» What you have to do
Check every line of the entries for "Mean", and copy the lines that hold it.
Supplied data start
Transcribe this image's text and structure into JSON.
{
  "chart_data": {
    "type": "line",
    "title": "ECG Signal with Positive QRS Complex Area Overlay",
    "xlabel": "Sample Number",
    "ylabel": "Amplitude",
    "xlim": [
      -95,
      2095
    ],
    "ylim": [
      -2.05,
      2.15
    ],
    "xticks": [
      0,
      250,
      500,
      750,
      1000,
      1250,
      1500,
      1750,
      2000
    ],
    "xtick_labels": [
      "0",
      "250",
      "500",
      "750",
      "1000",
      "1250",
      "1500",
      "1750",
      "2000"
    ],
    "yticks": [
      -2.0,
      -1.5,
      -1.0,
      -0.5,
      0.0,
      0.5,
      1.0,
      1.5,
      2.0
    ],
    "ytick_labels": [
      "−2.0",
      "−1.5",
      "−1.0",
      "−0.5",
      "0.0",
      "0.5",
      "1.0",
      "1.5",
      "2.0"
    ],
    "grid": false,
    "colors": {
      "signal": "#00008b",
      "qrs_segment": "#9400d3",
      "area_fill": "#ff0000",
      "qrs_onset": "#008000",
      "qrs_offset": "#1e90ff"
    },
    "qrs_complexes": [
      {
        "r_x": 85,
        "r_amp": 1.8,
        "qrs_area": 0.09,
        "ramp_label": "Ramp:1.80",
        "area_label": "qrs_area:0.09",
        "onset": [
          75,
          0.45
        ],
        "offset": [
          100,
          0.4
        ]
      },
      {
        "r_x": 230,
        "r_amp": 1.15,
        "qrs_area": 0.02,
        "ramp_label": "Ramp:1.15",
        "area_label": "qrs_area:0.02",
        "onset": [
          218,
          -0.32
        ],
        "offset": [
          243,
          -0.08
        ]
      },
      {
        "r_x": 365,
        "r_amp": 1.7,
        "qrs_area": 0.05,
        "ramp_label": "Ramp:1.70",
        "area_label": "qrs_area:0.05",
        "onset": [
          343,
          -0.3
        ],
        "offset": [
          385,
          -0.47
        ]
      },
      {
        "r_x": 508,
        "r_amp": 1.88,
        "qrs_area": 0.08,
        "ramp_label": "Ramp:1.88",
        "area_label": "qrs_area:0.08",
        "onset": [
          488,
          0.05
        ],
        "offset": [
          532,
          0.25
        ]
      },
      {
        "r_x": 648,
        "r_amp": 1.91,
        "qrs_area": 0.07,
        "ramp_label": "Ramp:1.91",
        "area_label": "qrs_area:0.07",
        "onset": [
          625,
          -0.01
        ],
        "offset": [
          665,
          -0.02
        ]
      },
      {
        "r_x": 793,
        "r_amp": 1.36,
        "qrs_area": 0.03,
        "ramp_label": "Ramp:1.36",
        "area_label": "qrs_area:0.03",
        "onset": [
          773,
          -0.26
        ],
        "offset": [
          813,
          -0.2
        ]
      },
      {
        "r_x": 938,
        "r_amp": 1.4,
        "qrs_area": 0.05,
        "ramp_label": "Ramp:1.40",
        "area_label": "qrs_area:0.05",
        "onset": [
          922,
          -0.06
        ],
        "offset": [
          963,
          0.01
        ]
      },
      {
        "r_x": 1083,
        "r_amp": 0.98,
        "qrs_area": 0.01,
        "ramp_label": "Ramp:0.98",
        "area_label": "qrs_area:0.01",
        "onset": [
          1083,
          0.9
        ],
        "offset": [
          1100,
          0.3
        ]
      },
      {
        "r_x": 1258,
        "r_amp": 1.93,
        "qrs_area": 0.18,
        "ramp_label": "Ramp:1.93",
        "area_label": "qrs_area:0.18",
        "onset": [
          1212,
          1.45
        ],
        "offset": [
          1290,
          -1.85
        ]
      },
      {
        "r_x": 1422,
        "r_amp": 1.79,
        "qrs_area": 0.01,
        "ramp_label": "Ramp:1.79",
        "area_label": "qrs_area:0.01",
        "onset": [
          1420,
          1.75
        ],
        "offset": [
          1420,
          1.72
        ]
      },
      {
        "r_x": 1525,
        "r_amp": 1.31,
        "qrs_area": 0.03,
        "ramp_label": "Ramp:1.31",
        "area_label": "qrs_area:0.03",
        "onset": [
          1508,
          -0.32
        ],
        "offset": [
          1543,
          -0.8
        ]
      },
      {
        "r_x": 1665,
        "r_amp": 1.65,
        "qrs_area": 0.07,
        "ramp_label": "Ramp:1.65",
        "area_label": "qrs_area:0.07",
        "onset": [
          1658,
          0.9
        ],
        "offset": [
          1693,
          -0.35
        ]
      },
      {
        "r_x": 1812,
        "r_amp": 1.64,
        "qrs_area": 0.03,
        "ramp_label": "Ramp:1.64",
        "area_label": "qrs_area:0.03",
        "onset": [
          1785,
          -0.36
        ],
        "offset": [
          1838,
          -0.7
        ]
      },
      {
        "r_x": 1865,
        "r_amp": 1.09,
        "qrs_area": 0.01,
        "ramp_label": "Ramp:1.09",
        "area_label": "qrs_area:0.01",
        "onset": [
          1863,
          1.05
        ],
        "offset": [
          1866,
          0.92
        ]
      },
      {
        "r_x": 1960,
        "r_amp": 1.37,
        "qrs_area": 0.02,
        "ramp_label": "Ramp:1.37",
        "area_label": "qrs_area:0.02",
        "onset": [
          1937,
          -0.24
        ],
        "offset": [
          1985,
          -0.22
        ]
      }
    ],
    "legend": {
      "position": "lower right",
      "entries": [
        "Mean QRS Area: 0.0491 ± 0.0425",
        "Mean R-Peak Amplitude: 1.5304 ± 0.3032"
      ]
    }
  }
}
Supplied data end
» Answer to the exercise
        "Mean QRS Area: 0.0491 ± 0.0425",
        "Mean R-Peak Amplitude: 1.5304 ± 0.3032"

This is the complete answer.